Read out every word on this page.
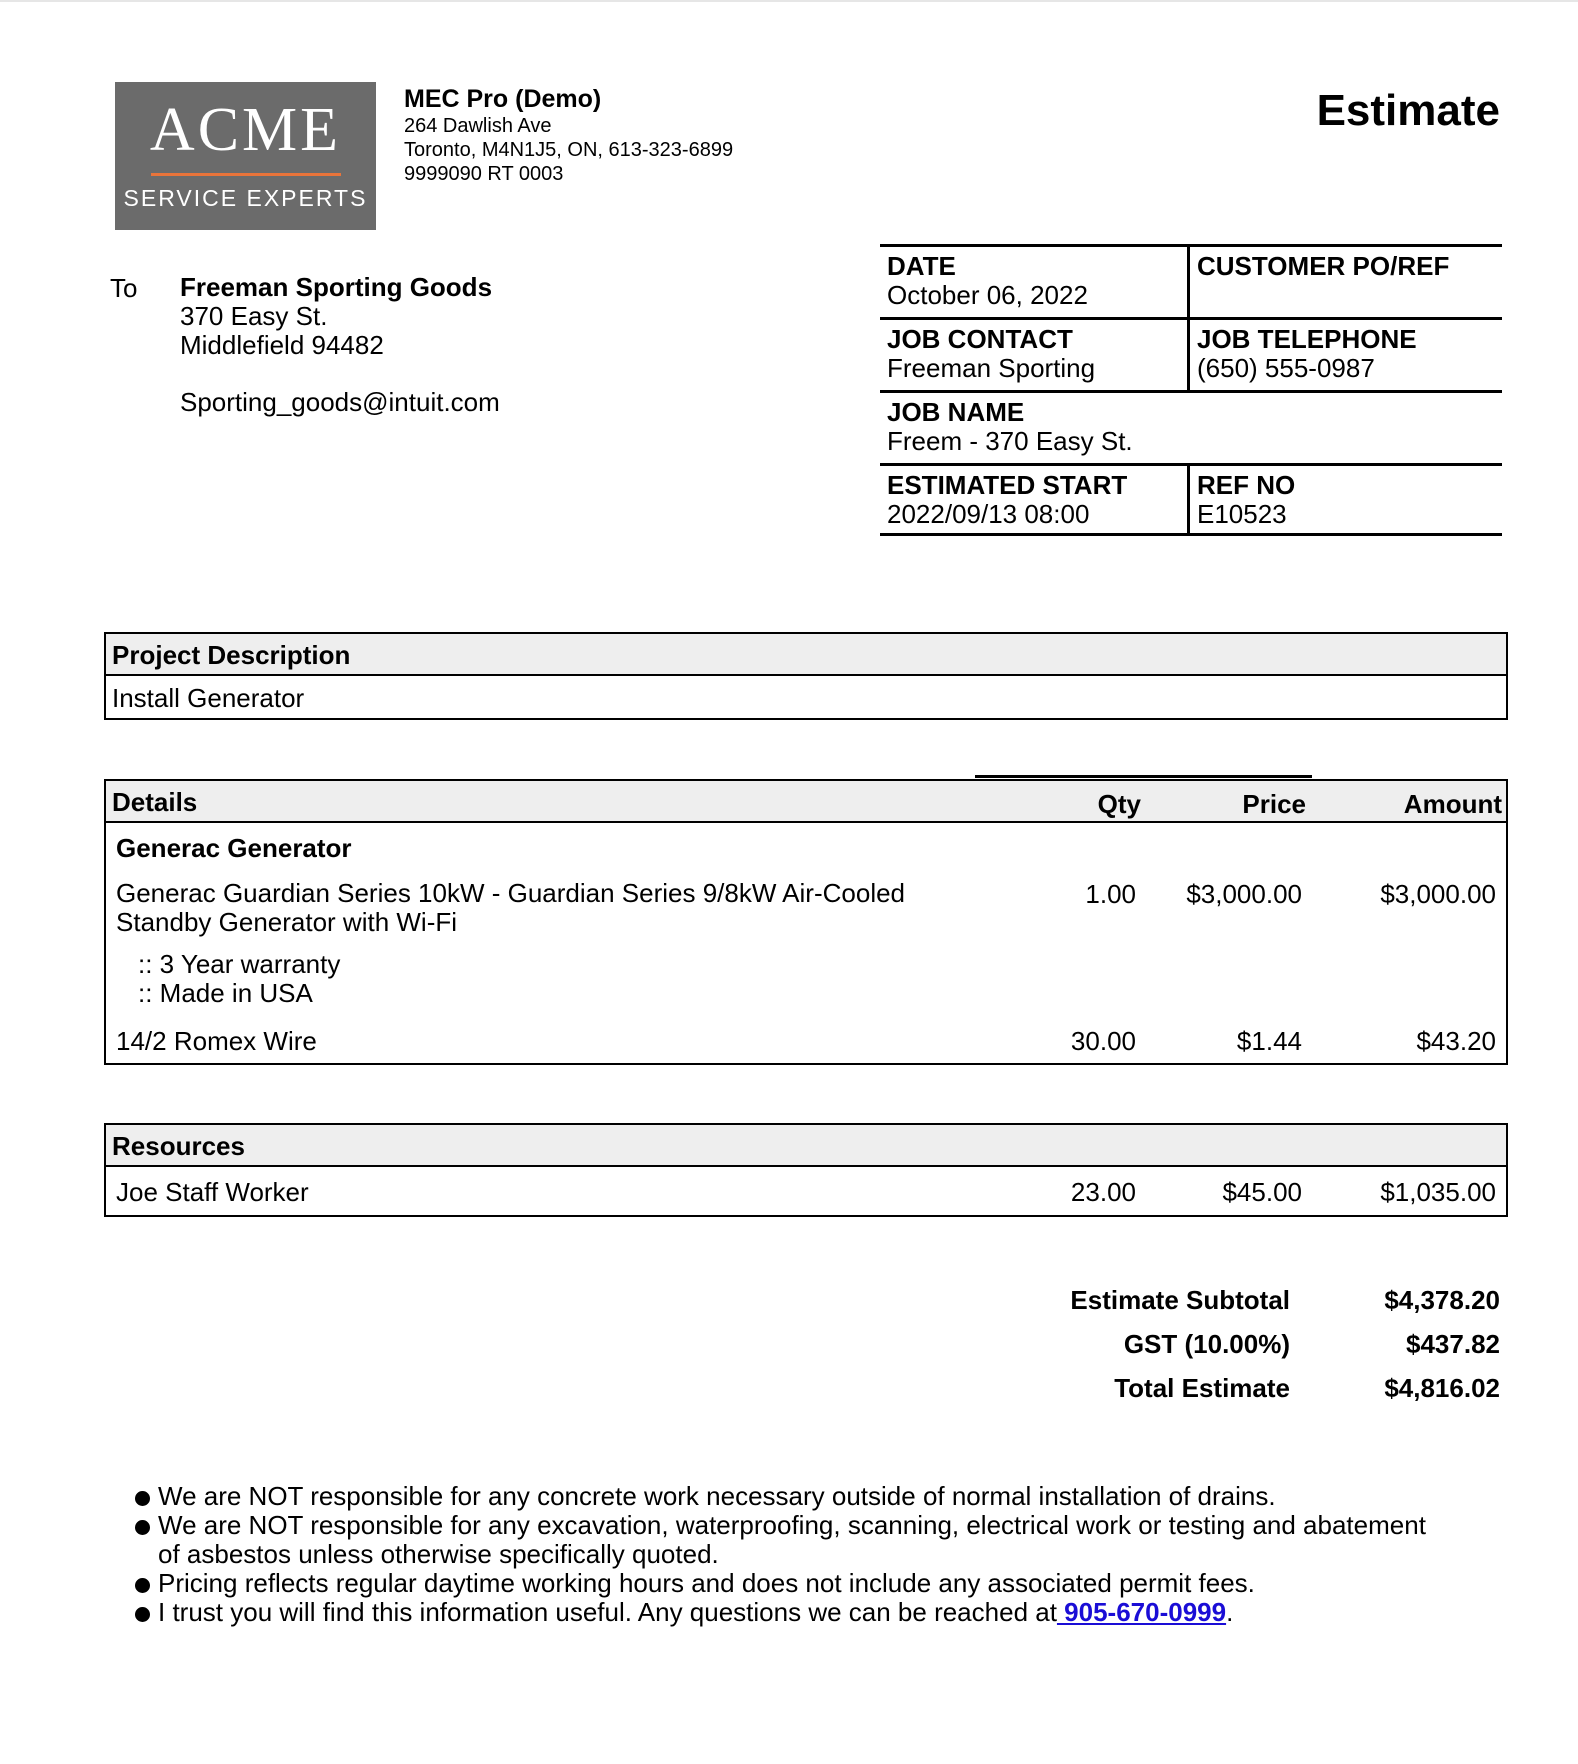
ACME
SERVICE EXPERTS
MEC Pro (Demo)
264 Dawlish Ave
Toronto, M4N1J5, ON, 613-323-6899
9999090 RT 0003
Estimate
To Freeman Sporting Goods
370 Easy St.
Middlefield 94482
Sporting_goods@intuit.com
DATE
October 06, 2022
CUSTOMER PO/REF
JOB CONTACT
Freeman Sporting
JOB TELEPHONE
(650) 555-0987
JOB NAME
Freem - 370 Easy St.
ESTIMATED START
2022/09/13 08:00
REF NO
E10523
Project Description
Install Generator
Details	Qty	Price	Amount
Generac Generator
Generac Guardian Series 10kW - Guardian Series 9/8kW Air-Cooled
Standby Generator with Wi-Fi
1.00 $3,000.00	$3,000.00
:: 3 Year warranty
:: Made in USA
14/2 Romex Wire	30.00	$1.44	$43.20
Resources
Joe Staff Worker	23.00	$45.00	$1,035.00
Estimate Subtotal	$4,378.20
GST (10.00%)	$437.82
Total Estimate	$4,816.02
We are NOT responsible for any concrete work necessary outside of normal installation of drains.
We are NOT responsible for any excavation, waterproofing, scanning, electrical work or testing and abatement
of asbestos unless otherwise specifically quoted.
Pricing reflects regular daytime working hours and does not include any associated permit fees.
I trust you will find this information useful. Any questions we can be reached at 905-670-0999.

============================================================

YOUR INSTRUCTIONS — Each entry must be retyped word for word, with every image omitted.

OUTPUT FOR THIS TASK —
Read out every word on this page.
ACME
SERVICE EXPERTS
MEC Pro (Demo)
264 Dawlish Ave
Toronto, M4N1J5, ON, 613-323-6899
9999090 RT 0003
Estimate
To Freeman Sporting Goods
370 Easy St.
Middlefield 94482
Sporting_goods@intuit.com
DATE
October 06, 2022
CUSTOMER PO/REF
JOB CONTACT
Freeman Sporting
JOB TELEPHONE
(650) 555-0987
JOB NAME
Freem - 370 Easy St.
ESTIMATED START
2022/09/13 08:00
REF NO
E10523
Project Description
Install Generator
Details	Qty	Price	Amount
Generac Generator
Generac Guardian Series 10kW - Guardian Series 9/8kW Air-Cooled
Standby Generator with Wi-Fi
1.00 $3,000.00	$3,000.00
:: 3 Year warranty
:: Made in USA
14/2 Romex Wire	30.00	$1.44	$43.20
Resources
Joe Staff Worker	23.00	$45.00	$1,035.00
Estimate Subtotal	$4,378.20
GST (10.00%)	$437.82
Total Estimate	$4,816.02
We are NOT responsible for any concrete work necessary outside of normal installation of drains.
We are NOT responsible for any excavation, waterproofing, scanning, electrical work or testing and abatement
of asbestos unless otherwise specifically quoted.
Pricing reflects regular daytime working hours and does not include any associated permit fees.
I trust you will find this information useful. Any questions we can be reached at 905-670-0999.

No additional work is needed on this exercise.